(YOUR GOAL): Go through the listing and copy each line with the string "швов".

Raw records

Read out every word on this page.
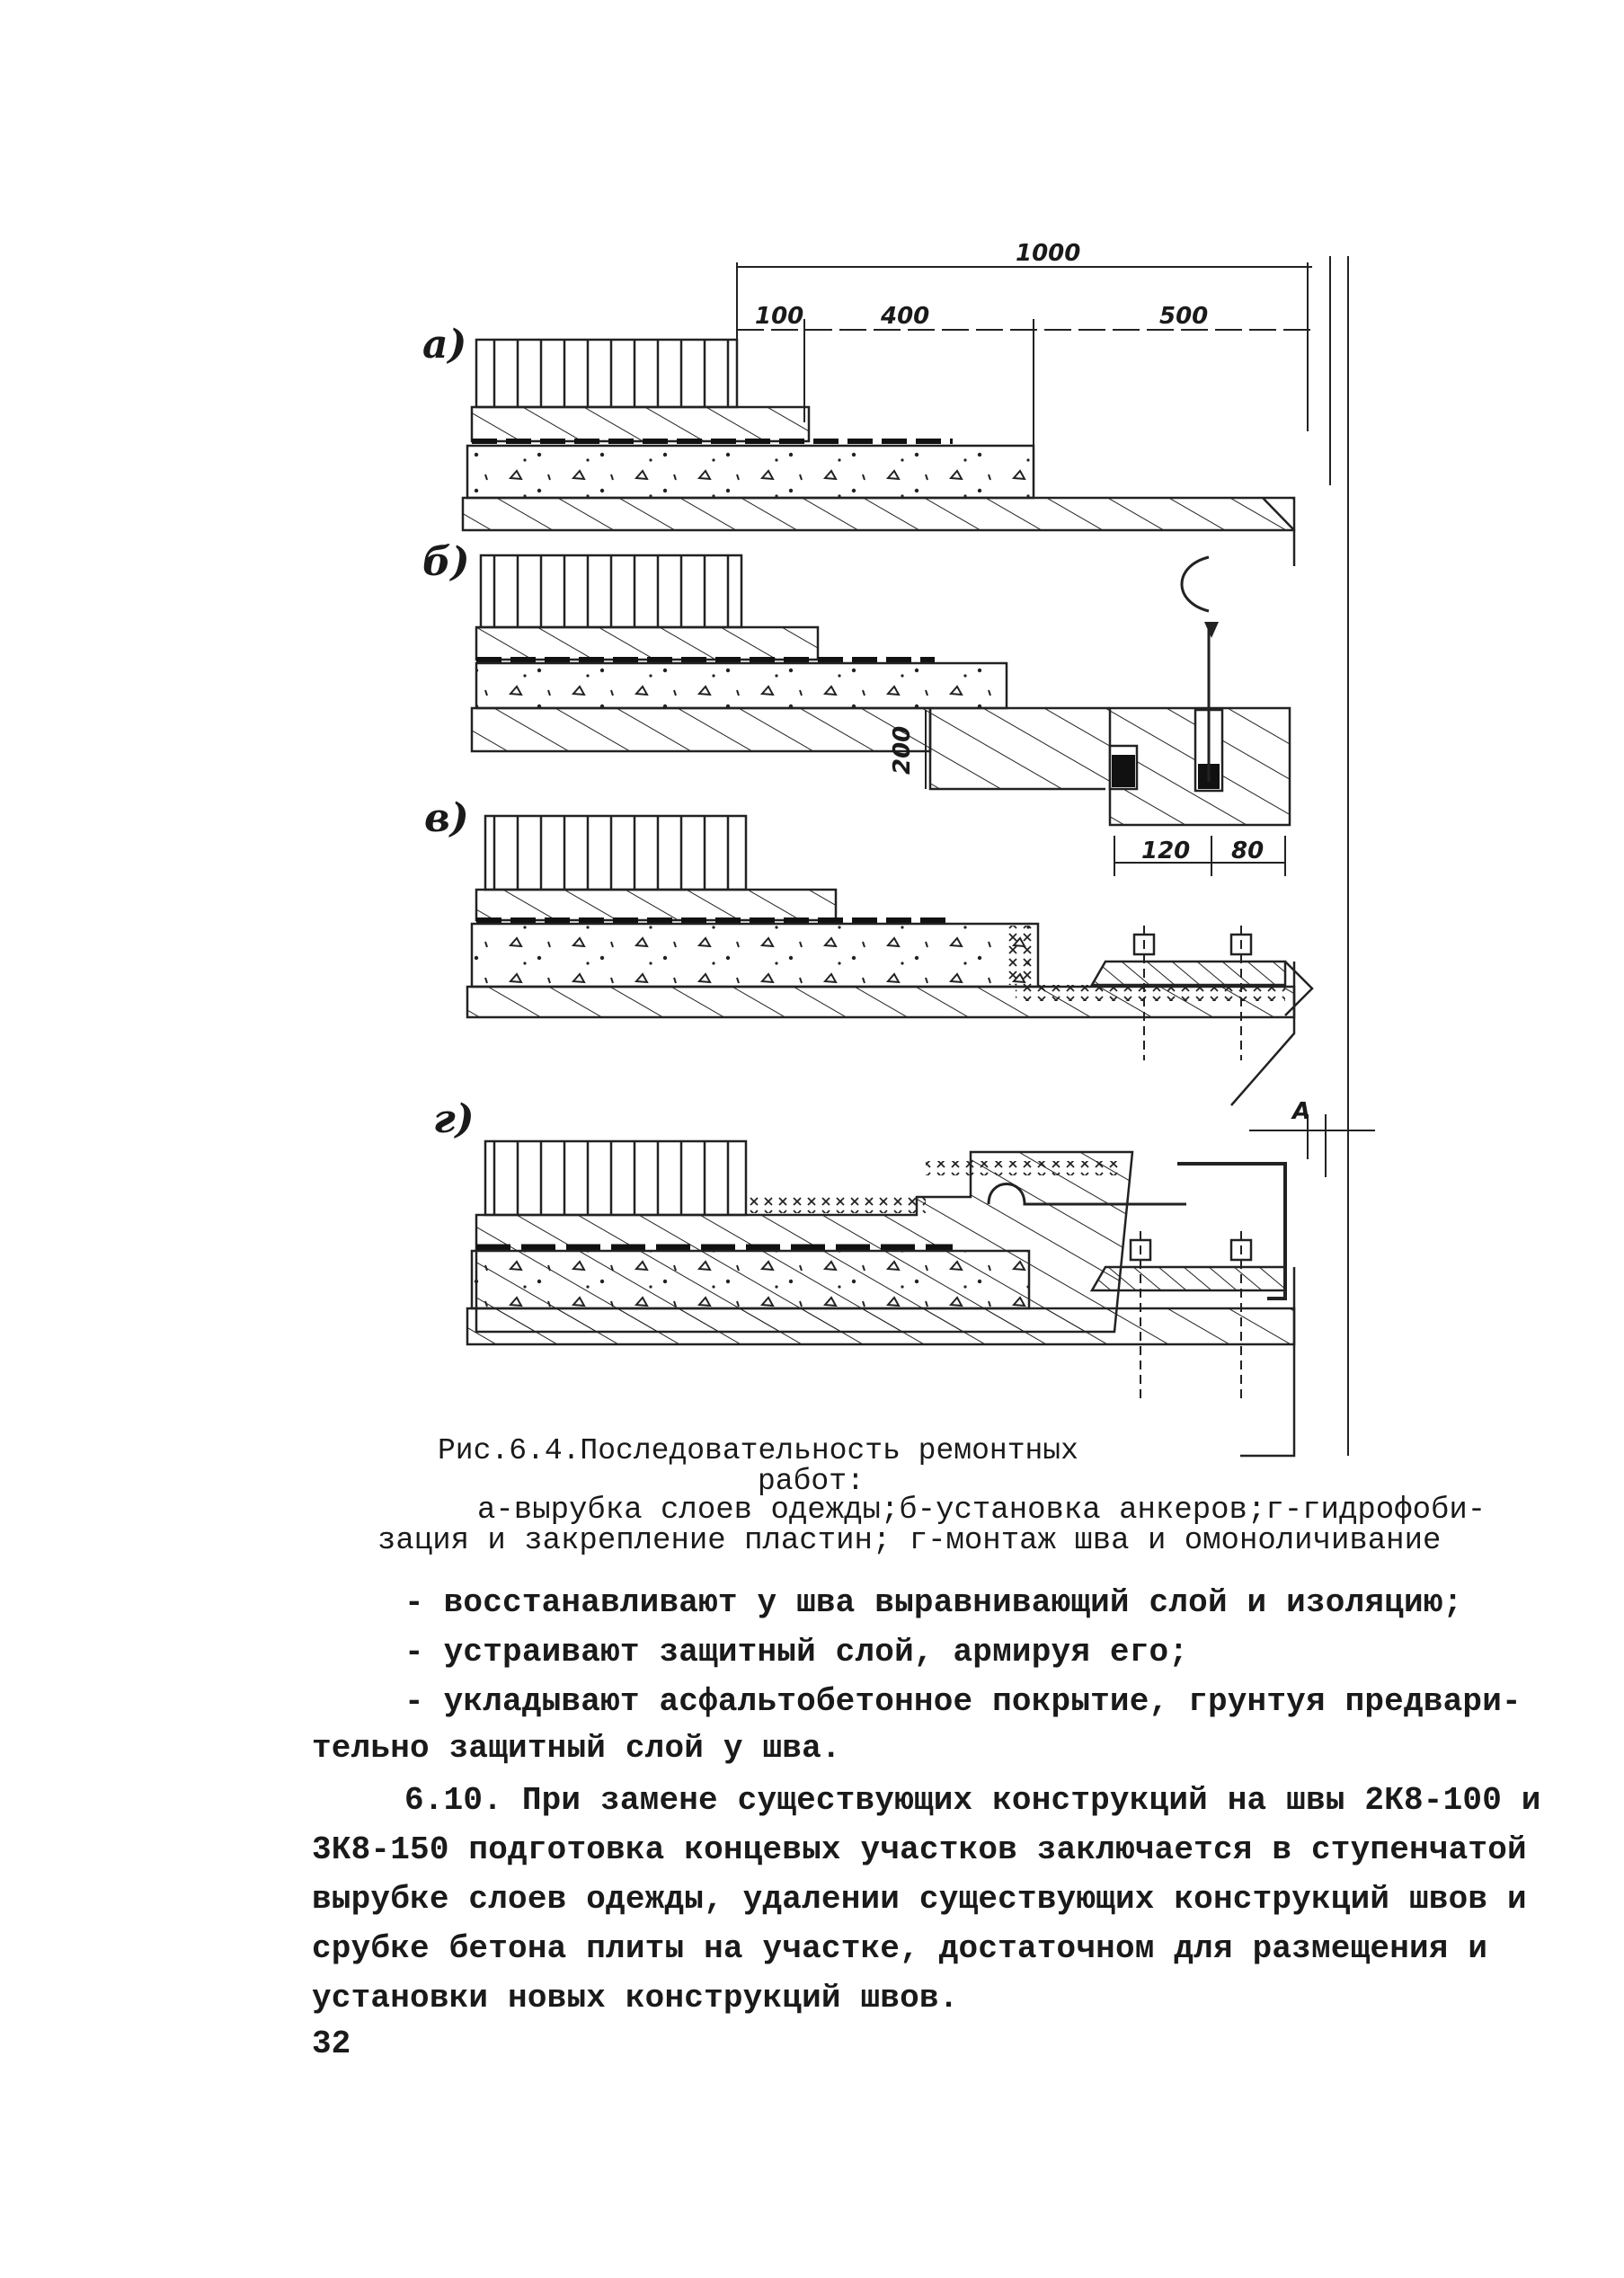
а)
1000
100	400	500
б)
200
120 80
в)
г)	A
Рис.6.4.Последовательность ремонтных
работ:
а-вырубка слоев одежды;б-установка анкеров;г-гидрофоби-
зация и закрепление пластин; г-монтаж шва и омоноличивание
- восстанавливают у шва выравнивающий слой и изоляцию;
- устраивают защитный слой, армируя его;
- укладывают асфальтобетонное покрытие, грунтуя предвари-
тельно защитный слой у шва.
6.10. При замене существующих конструкций на швы 2К8-100 и
3К8-150 подготовка концевых участков заключается в ступенчатой
вырубке слоев одежды, удалении существующих конструкций швов и
срубке бетона плиты на участке, достаточном для размещения и
установки новых конструкций швов.
32
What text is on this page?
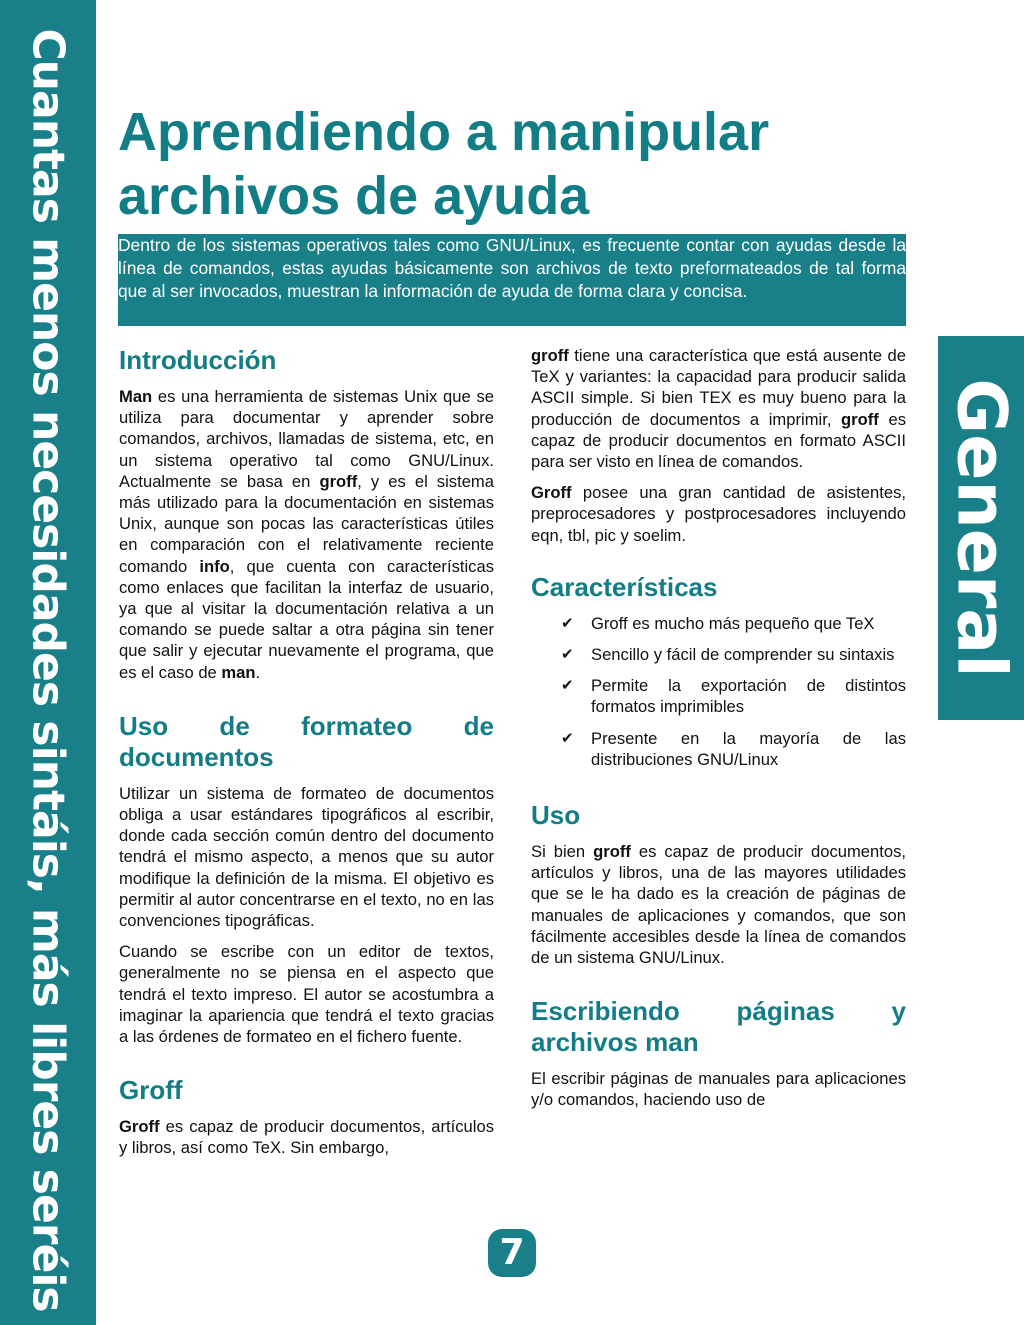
Cuantas menos necesidades sintáis, más libres seréis	General
Aprendiendo a manipular archivos de ayuda

Dentro de los sistemas operativos tales como GNU/Linux, es frecuente contar con ayudas desde la línea de comandos, estas ayudas básicamente son archivos de texto preformateados de tal forma que al ser invocados, muestran la información de ayuda de forma clara y concisa.

Introducción

Man es una herramienta de sistemas Unix que se utiliza para documentar y aprender sobre comandos, archivos, llamadas de sistema, etc, en un sistema operativo tal como GNU/Linux. Actualmente se basa en groff, y es el sistema más utilizado para la documentación en sistemas Unix, aunque son pocas las características útiles en comparación con el relativamente reciente comando info, que cuenta con características como enlaces que facilitan la interfaz de usuario, ya que al visitar la documentación relativa a un comando se puede saltar a otra página sin tener que salir y ejecutar nuevamente el programa, que es el caso de man.

Uso de formateo de documentos

Utilizar un sistema de formateo de documentos obliga a usar estándares tipográficos al escribir, donde cada sección común dentro del documento tendrá el mismo aspecto, a menos que su autor modifique la definición de la misma. El objetivo es permitir al autor concentrarse en el texto, no en las convenciones tipográficas.

Cuando se escribe con un editor de textos, generalmente no se piensa en el aspecto que tendrá el texto impreso. El autor se acostumbra a imaginar la apariencia que tendrá el texto gracias a las órdenes de formateo en el fichero fuente.

Groff

Groff es capaz de producir documentos, artículos y libros, así como TeX. Sin embargo,

groff tiene una característica que está ausente de TeX y variantes: la capacidad para producir salida ASCII simple. Si bien TEX es muy bueno para la producción de documentos a imprimir, groff es capaz de producir documentos en formato ASCII para ser visto en línea de comandos.

Groff posee una gran cantidad de asistentes, preprocesadores y postprocesadores incluyendo eqn, tbl, pic y soelim.

Características
✔ Groff es mucho más pequeño que TeX
✔ Sencillo y fácil de comprender su sintaxis
✔ Permite la exportación de distintos formatos imprimibles
✔ Presente en la mayoría de las distribuciones GNU/Linux
Uso

Si bien groff es capaz de producir documentos, artículos y libros, una de las mayores utilidades que se le ha dado es la creación de páginas de manuales de aplicaciones y comandos, que son fácilmente accesibles desde la línea de comandos de un sistema GNU/Linux.

Escribiendo páginas y archivos man

El escribir páginas de manuales para aplicaciones y/o comandos, haciendo uso de

7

(ANSWER TO THIS PROBLEM):
вырубке слоев одежды, удалении существующих конструкций швов и
установки новых конструкций швов.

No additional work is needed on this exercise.